### [Data items]
================================

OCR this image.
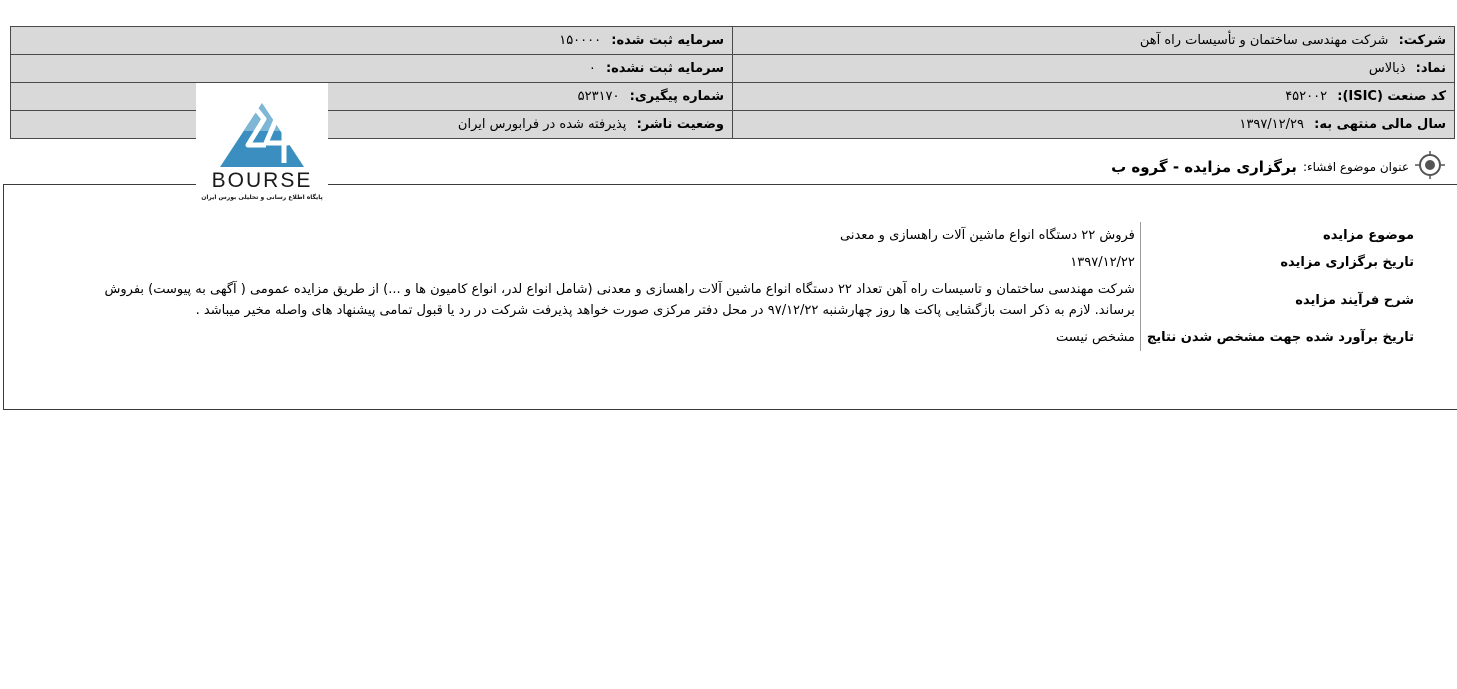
شرکت: شرکت مهندسی ساختمان و تأسیسات راه آهن	سرمایه ثبت شده: ۱۵۰۰۰۰
نماد: ذبالاس	سرمایه ثبت نشده: ۰
کد صنعت (ISIC): ۴۵۲۰۰۲	شماره پیگیری: ۵۲۳۱۷۰
سال مالی منتهی به: ۱۳۹۷/۱۲/۲۹	وضعیت ناشر: پذیرفته شده در فرابورس ایران
BOURSE
پایگاه اطلاع رسانی و تحلیلی بورس ایران
عنوان موضوع افشاء:
برگزاری مزایده - گروه ب
موضوع مزایده	فروش ۲۲ دستگاه انواع ماشین آلات راهسازی و معدنی
تاریخ برگزاری مزایده	۱۳۹۷/۱۲/۲۲
شرح فرآیند مزایده	شرکت مهندسی ساختمان و تاسیسات راه آهن تعداد ۲۲ دستگاه انواع ماشین آلات راهسازی و معدنی (شامل انواع لدر، انواع کامیون ها و ...) از طریق مزایده عمومی ( آگهی به پیوست) بفروش برساند. لازم به ذکر است بازگشایی پاکت ها روز چهارشنبه ۹۷/۱۲/۲۲ در محل دفتر مرکزی صورت خواهد پذیرفت شرکت در رد یا قبول تمامی پیشنهاد های واصله مخیر میباشد .
تاریخ برآورد شده جهت مشخص شدن نتایج	مشخص نیست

================================

### [Written instruction]
Send back the data above word for word, with the pictures left out.

### [Solution for this task]
OCR this image.
شرکت: شرکت مهندسی ساختمان و تأسیسات راه آهن	سرمایه ثبت شده: ۱۵۰۰۰۰
نماد: ذبالاس	سرمایه ثبت نشده: ۰
کد صنعت (ISIC): ۴۵۲۰۰۲	شماره پیگیری: ۵۲۳۱۷۰
سال مالی منتهی به: ۱۳۹۷/۱۲/۲۹	وضعیت ناشر: پذیرفته شده در فرابورس ایران
BOURSE
پایگاه اطلاع رسانی و تحلیلی بورس ایران
عنوان موضوع افشاء:
برگزاری مزایده - گروه ب
موضوع مزایده	فروش ۲۲ دستگاه انواع ماشین آلات راهسازی و معدنی
تاریخ برگزاری مزایده	۱۳۹۷/۱۲/۲۲
شرح فرآیند مزایده	شرکت مهندسی ساختمان و تاسیسات راه آهن تعداد ۲۲ دستگاه انواع ماشین آلات راهسازی و معدنی (شامل انواع لدر، انواع کامیون ها و ...) از طریق مزایده عمومی ( آگهی به پیوست) بفروش برساند. لازم به ذکر است بازگشایی پاکت ها روز چهارشنبه ۹۷/۱۲/۲۲ در محل دفتر مرکزی صورت خواهد پذیرفت شرکت در رد یا قبول تمامی پیشنهاد های واصله مخیر میباشد .
تاریخ برآورد شده جهت مشخص شدن نتایج	مشخص نیست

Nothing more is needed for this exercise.